## LISTED ENTRIES
◇ ◇ ◇

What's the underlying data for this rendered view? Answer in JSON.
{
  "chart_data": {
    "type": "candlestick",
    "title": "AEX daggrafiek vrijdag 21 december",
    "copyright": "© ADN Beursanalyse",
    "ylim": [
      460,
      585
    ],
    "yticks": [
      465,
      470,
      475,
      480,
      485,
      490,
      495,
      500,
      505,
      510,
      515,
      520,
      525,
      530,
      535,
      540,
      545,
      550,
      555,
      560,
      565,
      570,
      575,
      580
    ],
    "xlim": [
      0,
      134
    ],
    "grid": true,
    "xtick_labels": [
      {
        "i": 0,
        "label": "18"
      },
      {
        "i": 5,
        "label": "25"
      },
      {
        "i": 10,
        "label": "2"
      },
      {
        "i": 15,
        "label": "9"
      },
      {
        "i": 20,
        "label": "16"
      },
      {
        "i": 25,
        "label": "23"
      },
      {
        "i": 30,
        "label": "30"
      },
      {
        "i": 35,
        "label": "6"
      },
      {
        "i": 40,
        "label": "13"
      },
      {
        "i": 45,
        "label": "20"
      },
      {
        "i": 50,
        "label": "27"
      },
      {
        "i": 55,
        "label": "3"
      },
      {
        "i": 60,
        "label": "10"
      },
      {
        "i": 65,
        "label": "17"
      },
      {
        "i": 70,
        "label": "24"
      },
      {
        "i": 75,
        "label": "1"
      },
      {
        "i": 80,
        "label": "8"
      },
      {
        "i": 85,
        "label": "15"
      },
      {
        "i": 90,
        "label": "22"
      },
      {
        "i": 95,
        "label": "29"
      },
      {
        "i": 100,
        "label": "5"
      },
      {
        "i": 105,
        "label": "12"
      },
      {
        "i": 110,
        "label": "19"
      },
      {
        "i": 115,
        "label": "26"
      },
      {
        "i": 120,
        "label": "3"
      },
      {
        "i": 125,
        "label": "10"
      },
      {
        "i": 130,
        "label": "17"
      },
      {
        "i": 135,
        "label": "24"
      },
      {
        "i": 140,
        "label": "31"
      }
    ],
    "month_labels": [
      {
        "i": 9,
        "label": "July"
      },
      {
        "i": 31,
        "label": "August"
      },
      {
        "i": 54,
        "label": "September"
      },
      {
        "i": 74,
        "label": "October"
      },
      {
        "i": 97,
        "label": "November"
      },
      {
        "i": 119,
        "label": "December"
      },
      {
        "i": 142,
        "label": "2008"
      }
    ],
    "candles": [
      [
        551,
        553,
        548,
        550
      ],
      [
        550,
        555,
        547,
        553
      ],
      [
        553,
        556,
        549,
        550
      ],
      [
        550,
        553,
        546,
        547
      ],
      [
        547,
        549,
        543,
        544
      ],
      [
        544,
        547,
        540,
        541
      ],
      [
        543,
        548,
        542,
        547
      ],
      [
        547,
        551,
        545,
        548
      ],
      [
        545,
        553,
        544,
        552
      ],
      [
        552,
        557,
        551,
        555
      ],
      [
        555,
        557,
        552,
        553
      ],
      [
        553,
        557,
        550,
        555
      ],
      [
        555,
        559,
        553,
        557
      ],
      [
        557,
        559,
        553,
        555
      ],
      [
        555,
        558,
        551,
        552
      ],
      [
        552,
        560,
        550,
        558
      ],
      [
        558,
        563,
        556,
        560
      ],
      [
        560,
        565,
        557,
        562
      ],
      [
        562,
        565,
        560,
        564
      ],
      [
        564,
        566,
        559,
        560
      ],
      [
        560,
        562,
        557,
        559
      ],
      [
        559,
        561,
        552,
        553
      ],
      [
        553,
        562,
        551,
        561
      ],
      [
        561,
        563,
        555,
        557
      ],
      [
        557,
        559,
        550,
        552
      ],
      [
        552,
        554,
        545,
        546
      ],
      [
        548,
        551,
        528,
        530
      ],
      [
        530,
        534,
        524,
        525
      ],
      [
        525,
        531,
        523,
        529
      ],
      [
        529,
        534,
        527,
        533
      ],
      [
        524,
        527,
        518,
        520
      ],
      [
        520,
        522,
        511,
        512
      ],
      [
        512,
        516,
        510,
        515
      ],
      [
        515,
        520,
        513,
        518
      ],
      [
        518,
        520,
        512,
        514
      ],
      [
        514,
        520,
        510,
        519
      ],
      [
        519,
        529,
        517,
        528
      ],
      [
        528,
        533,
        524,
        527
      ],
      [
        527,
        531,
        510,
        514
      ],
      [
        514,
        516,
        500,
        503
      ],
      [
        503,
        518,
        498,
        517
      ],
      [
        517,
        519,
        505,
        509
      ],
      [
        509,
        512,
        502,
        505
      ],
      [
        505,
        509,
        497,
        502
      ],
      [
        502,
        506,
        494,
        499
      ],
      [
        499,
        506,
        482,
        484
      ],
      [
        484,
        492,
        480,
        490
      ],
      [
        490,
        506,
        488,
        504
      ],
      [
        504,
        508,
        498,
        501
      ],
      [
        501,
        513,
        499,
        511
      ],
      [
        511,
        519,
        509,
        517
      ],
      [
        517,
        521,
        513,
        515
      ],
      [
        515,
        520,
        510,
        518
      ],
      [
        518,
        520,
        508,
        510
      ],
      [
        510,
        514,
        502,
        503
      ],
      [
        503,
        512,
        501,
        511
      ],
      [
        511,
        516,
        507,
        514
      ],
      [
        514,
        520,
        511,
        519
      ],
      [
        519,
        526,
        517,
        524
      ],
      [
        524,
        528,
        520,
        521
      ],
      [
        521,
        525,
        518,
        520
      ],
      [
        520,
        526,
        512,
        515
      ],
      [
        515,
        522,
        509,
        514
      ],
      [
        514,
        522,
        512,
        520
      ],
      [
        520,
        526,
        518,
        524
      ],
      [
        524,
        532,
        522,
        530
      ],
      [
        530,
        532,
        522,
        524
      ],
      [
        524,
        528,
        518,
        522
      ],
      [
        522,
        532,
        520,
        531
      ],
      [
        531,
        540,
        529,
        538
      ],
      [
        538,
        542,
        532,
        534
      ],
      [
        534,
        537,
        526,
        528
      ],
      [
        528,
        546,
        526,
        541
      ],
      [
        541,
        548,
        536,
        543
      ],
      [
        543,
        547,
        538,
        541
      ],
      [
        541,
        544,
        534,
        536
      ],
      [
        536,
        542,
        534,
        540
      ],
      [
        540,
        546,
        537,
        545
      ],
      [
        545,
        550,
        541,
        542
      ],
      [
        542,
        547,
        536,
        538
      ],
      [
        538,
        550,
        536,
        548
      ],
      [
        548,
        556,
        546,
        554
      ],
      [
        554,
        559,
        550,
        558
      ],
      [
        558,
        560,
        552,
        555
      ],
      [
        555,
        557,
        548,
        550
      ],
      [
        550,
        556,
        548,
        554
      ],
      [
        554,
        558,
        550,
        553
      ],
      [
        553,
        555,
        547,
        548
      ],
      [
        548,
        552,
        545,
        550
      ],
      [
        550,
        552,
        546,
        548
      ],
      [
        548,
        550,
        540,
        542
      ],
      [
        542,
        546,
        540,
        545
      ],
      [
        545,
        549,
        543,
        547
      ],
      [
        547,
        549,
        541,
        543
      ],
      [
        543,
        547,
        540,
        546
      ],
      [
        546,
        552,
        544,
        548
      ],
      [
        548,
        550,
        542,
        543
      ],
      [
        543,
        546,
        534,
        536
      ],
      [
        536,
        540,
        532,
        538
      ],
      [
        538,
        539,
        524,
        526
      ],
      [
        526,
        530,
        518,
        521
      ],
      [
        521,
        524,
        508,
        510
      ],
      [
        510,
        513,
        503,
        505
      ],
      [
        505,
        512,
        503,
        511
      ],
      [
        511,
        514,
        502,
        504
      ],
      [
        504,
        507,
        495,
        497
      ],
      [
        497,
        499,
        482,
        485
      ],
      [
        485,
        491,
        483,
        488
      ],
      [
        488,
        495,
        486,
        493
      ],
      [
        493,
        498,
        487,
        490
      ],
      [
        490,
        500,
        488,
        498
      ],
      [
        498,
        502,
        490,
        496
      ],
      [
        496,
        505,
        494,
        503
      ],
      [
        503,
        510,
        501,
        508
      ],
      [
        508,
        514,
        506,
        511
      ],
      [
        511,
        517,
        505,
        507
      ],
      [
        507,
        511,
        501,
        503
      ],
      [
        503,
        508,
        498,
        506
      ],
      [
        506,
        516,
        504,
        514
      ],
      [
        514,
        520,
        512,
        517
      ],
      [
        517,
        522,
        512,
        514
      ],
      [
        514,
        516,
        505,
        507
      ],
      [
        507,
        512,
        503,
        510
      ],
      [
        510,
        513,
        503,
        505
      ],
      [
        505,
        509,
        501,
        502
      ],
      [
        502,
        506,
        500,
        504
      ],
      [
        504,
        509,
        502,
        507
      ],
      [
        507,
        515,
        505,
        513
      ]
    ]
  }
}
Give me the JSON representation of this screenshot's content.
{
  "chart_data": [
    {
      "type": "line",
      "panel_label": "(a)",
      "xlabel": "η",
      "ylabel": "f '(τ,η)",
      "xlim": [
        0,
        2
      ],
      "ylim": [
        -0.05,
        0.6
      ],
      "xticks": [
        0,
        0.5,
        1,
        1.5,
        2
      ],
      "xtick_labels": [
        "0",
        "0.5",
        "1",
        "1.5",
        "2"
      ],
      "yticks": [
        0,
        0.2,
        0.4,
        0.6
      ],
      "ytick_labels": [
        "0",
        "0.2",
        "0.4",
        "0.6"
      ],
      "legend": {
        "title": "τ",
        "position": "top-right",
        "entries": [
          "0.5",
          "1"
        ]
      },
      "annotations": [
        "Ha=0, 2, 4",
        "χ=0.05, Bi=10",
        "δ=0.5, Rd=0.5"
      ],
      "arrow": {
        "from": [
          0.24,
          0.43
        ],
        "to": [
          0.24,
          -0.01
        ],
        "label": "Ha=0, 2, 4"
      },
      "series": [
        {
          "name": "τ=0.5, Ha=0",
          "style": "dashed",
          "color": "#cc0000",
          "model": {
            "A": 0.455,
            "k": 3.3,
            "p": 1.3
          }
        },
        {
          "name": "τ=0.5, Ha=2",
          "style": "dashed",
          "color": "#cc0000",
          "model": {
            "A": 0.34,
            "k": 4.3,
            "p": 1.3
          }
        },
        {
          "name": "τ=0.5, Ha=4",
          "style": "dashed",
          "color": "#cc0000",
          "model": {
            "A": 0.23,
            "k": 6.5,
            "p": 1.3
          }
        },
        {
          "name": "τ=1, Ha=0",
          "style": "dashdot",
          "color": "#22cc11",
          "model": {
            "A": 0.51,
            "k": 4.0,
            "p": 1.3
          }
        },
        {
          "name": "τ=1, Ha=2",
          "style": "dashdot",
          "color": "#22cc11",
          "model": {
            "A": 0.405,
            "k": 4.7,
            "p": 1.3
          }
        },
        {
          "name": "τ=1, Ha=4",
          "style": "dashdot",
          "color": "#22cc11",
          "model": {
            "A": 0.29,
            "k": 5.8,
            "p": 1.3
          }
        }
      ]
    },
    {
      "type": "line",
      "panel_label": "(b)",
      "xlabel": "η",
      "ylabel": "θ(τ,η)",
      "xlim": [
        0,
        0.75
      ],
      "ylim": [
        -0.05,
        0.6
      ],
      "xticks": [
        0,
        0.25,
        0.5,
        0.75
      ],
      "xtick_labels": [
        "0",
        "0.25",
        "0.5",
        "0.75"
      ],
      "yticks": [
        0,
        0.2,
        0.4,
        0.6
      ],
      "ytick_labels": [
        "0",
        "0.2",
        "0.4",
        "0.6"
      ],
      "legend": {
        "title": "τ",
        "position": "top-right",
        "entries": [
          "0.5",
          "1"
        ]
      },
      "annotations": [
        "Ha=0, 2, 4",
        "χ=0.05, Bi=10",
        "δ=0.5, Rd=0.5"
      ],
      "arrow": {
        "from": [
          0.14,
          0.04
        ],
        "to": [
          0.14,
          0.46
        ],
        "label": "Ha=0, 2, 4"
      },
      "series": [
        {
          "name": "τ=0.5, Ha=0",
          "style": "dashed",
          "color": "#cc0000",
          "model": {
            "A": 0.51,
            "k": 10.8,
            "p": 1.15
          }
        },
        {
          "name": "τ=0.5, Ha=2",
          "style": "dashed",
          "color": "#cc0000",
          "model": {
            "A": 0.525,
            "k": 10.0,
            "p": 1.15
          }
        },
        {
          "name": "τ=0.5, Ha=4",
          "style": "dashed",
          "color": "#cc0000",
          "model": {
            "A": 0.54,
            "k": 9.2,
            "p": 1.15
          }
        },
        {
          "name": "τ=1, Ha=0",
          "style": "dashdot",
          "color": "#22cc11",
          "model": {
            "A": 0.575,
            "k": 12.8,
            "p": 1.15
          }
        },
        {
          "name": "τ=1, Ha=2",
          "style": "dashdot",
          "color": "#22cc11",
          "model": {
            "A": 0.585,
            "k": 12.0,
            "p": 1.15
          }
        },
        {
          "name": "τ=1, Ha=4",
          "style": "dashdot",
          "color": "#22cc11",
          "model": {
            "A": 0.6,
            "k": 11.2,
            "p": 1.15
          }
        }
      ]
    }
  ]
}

◇ ◇ ◇

## THE EXERCISE
From the listing above, copy every line that includes the word "JSON".

## RIGHT ANSWER
What's the underlying data for this rendered view? Answer in JSON.
Give me the JSON representation of this screenshot's content.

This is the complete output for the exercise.